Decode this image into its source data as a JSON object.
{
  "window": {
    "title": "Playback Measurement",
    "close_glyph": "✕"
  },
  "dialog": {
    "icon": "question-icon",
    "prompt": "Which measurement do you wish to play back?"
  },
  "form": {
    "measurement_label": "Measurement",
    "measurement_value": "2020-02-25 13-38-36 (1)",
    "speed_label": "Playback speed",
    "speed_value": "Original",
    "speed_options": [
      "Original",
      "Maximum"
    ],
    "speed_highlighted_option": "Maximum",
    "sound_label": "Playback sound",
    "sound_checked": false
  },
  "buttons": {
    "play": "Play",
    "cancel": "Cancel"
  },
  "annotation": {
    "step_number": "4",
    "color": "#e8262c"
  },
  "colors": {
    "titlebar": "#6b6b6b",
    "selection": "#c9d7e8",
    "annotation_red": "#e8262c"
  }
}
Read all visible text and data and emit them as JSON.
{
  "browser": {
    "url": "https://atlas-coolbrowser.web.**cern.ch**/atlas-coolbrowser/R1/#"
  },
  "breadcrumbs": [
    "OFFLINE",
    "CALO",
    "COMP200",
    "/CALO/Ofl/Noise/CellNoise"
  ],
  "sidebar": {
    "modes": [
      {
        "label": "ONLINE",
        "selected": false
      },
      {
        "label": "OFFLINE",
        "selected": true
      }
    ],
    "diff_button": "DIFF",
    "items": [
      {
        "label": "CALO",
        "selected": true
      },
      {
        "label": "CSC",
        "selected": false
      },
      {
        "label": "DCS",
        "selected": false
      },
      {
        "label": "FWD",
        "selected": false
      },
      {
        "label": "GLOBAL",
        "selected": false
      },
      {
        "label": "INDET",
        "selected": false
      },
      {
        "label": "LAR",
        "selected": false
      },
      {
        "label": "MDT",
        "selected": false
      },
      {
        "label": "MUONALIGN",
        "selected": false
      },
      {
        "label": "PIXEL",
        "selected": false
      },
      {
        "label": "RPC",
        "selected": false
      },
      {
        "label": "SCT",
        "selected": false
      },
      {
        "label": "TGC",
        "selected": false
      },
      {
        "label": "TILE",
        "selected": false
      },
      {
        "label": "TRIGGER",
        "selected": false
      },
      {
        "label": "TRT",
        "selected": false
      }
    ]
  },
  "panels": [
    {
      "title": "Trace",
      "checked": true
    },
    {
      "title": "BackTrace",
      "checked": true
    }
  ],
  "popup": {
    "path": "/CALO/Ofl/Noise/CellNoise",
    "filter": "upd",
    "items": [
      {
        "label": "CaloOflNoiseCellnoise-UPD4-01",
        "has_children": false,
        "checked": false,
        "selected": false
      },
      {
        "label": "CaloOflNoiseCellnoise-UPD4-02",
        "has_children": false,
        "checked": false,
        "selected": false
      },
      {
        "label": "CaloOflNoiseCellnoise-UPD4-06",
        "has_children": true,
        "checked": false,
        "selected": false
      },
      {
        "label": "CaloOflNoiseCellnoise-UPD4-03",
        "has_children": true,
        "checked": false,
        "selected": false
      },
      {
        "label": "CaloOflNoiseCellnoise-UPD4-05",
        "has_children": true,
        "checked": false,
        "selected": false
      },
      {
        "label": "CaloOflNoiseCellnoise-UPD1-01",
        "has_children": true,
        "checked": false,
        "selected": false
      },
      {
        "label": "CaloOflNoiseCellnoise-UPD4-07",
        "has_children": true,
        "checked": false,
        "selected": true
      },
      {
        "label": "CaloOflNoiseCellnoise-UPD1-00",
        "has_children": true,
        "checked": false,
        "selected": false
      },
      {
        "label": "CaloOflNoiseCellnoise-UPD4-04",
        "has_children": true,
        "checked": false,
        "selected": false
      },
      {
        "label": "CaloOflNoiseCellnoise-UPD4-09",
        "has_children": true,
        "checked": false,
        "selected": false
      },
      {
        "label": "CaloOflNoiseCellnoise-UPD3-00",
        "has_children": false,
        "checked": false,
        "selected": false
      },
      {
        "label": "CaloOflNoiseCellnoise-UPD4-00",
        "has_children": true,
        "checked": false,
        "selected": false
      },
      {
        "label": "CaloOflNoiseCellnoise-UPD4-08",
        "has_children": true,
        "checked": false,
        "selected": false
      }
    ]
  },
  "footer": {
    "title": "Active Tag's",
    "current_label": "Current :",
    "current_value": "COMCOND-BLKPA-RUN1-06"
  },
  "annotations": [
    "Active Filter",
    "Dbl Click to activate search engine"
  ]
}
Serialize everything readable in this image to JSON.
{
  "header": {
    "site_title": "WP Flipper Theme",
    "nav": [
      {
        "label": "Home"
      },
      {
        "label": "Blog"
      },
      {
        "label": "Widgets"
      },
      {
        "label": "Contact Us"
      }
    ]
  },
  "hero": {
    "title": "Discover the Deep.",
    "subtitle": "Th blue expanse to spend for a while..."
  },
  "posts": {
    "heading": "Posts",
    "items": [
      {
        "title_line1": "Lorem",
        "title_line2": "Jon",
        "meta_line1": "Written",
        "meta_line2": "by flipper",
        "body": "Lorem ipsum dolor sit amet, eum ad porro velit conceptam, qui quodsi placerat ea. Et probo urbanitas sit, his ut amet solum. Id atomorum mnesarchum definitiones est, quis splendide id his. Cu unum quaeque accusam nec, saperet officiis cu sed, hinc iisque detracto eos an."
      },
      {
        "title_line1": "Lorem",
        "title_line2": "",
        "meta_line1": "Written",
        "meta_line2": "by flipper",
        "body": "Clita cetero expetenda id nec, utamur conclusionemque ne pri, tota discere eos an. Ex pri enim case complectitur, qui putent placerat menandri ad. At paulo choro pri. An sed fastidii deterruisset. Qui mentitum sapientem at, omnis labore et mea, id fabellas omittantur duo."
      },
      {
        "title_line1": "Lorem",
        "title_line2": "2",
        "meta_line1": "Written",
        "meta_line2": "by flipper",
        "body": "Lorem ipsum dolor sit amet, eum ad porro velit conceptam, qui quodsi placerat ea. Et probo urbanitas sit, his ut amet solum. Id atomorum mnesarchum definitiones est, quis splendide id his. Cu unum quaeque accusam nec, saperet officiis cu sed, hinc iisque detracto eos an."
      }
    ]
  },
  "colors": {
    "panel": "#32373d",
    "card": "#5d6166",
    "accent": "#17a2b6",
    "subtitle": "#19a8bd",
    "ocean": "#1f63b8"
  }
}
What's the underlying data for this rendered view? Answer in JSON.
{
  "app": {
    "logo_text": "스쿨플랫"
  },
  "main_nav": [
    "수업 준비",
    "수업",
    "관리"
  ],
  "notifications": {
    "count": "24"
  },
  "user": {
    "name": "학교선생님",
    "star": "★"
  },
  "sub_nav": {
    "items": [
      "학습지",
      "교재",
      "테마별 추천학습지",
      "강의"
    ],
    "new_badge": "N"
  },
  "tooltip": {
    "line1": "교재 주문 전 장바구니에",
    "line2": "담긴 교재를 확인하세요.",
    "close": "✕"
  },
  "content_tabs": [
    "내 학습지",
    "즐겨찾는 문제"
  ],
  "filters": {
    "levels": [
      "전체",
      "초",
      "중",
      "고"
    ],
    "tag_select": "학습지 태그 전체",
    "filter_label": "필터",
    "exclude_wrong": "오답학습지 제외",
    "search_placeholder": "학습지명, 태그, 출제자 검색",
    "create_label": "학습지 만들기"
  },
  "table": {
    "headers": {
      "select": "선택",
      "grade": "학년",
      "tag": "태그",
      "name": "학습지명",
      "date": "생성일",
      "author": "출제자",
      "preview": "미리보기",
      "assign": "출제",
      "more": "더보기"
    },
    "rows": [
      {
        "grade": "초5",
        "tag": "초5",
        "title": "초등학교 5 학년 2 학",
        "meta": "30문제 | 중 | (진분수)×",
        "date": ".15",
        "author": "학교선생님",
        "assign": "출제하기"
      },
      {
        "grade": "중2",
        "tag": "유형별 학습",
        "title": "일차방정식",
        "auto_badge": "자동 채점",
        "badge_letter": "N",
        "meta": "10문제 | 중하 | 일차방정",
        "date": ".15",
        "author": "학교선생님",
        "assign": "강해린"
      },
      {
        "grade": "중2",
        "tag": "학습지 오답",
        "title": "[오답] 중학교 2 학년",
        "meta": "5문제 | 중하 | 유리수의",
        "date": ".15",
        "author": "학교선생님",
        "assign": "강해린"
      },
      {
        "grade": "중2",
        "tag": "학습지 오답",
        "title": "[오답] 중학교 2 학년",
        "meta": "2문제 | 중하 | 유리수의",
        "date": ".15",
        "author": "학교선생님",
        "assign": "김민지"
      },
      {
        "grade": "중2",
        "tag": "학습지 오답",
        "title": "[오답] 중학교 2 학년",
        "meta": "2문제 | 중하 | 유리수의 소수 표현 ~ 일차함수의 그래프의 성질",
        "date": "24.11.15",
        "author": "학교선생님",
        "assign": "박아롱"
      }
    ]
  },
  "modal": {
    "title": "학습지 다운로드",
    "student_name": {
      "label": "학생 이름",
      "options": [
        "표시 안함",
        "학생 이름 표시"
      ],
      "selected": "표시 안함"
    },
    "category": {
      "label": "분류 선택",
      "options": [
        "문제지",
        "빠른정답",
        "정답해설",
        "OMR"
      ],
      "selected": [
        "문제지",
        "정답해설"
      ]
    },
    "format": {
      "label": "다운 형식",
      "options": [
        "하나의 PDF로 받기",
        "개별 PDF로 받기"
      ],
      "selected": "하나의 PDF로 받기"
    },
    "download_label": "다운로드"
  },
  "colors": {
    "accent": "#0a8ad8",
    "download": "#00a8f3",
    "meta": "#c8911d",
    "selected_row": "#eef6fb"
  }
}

- Task to complete:
From the data, list each line in which the string "Playback" appears.

- Written response:
    "title": "Playback Measurement",
    "speed_label": "Playback speed",
    "sound_label": "Playback sound",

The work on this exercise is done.